RECORDS –
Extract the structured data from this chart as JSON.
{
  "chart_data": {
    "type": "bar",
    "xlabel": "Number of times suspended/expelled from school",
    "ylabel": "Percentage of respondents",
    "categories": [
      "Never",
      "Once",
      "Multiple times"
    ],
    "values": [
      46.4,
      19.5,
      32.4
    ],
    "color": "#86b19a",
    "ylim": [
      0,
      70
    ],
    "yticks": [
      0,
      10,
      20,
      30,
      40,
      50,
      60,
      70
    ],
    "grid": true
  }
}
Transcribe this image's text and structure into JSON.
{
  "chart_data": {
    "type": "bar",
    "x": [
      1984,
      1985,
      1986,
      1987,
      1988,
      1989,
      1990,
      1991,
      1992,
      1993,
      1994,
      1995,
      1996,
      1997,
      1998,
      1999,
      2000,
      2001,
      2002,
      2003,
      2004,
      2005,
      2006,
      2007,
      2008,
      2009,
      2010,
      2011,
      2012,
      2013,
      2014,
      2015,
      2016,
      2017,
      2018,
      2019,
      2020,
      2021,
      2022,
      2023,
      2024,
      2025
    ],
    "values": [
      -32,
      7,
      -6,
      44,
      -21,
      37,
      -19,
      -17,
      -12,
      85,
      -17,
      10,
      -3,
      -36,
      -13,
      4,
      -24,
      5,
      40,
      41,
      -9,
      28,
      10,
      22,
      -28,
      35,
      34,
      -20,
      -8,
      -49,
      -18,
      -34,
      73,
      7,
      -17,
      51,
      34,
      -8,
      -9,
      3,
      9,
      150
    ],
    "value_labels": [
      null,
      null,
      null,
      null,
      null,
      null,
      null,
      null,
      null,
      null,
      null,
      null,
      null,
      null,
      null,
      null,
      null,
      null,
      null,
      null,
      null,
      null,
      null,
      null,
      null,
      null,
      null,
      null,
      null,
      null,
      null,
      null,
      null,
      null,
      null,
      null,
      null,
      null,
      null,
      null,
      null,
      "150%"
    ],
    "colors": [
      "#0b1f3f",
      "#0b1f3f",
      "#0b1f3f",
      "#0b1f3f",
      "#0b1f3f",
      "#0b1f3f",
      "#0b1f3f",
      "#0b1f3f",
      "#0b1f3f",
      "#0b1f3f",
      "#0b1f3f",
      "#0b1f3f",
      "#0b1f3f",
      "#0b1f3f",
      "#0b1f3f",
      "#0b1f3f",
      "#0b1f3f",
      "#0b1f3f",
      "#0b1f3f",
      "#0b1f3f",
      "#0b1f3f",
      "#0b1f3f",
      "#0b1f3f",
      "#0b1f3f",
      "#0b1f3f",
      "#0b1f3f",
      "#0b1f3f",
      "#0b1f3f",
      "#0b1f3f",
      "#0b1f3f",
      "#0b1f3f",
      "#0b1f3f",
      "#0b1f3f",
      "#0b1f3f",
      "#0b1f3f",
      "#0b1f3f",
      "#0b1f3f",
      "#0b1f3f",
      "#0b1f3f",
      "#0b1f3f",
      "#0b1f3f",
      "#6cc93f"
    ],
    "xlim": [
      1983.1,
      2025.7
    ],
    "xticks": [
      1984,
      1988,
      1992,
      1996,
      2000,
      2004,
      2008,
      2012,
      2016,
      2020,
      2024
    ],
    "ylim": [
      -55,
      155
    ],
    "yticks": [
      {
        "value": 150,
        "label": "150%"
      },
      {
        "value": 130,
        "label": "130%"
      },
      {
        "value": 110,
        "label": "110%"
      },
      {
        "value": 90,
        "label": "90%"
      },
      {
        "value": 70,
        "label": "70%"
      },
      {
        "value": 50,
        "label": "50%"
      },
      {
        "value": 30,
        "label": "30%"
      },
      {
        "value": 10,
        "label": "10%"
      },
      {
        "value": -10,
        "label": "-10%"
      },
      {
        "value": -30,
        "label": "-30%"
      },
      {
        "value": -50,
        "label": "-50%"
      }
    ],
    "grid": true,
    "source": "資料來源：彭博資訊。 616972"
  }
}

PROMPT –
Return all of the data exactly as it reads.

IN RESPONSE –
Extract the structured data from this chart as JSON.
{
  "chart_data": {
    "type": "bar",
    "xlabel": "Number of times suspended/expelled from school",
    "ylabel": "Percentage of respondents",
    "categories": [
      "Never",
      "Once",
      "Multiple times"
    ],
    "values": [
      46.4,
      19.5,
      32.4
    ],
    "color": "#86b19a",
    "ylim": [
      0,
      70
    ],
    "yticks": [
      0,
      10,
      20,
      30,
      40,
      50,
      60,
      70
    ],
    "grid": true
  }
}
Transcribe this image's text and structure into JSON.
{
  "chart_data": {
    "type": "bar",
    "x": [
      1984,
      1985,
      1986,
      1987,
      1988,
      1989,
      1990,
      1991,
      1992,
      1993,
      1994,
      1995,
      1996,
      1997,
      1998,
      1999,
      2000,
      2001,
      2002,
      2003,
      2004,
      2005,
      2006,
      2007,
      2008,
      2009,
      2010,
      2011,
      2012,
      2013,
      2014,
      2015,
      2016,
      2017,
      2018,
      2019,
      2020,
      2021,
      2022,
      2023,
      2024,
      2025
    ],
    "values": [
      -32,
      7,
      -6,
      44,
      -21,
      37,
      -19,
      -17,
      -12,
      85,
      -17,
      10,
      -3,
      -36,
      -13,
      4,
      -24,
      5,
      40,
      41,
      -9,
      28,
      10,
      22,
      -28,
      35,
      34,
      -20,
      -8,
      -49,
      -18,
      -34,
      73,
      7,
      -17,
      51,
      34,
      -8,
      -9,
      3,
      9,
      150
    ],
    "value_labels": [
      null,
      null,
      null,
      null,
      null,
      null,
      null,
      null,
      null,
      null,
      null,
      null,
      null,
      null,
      null,
      null,
      null,
      null,
      null,
      null,
      null,
      null,
      null,
      null,
      null,
      null,
      null,
      null,
      null,
      null,
      null,
      null,
      null,
      null,
      null,
      null,
      null,
      null,
      null,
      null,
      null,
      "150%"
    ],
    "colors": [
      "#0b1f3f",
      "#0b1f3f",
      "#0b1f3f",
      "#0b1f3f",
      "#0b1f3f",
      "#0b1f3f",
      "#0b1f3f",
      "#0b1f3f",
      "#0b1f3f",
      "#0b1f3f",
      "#0b1f3f",
      "#0b1f3f",
      "#0b1f3f",
      "#0b1f3f",
      "#0b1f3f",
      "#0b1f3f",
      "#0b1f3f",
      "#0b1f3f",
      "#0b1f3f",
      "#0b1f3f",
      "#0b1f3f",
      "#0b1f3f",
      "#0b1f3f",
      "#0b1f3f",
      "#0b1f3f",
      "#0b1f3f",
      "#0b1f3f",
      "#0b1f3f",
      "#0b1f3f",
      "#0b1f3f",
      "#0b1f3f",
      "#0b1f3f",
      "#0b1f3f",
      "#0b1f3f",
      "#0b1f3f",
      "#0b1f3f",
      "#0b1f3f",
      "#0b1f3f",
      "#0b1f3f",
      "#0b1f3f",
      "#0b1f3f",
      "#6cc93f"
    ],
    "xlim": [
      1983.1,
      2025.7
    ],
    "xticks": [
      1984,
      1988,
      1992,
      1996,
      2000,
      2004,
      2008,
      2012,
      2016,
      2020,
      2024
    ],
    "ylim": [
      -55,
      155
    ],
    "yticks": [
      {
        "value": 150,
        "label": "150%"
      },
      {
        "value": 130,
        "label": "130%"
      },
      {
        "value": 110,
        "label": "110%"
      },
      {
        "value": 90,
        "label": "90%"
      },
      {
        "value": 70,
        "label": "70%"
      },
      {
        "value": 50,
        "label": "50%"
      },
      {
        "value": 30,
        "label": "30%"
      },
      {
        "value": 10,
        "label": "10%"
      },
      {
        "value": -10,
        "label": "-10%"
      },
      {
        "value": -30,
        "label": "-30%"
      },
      {
        "value": -50,
        "label": "-50%"
      }
    ],
    "grid": true,
    "source": "資料來源：彭博資訊。 616972"
  }
}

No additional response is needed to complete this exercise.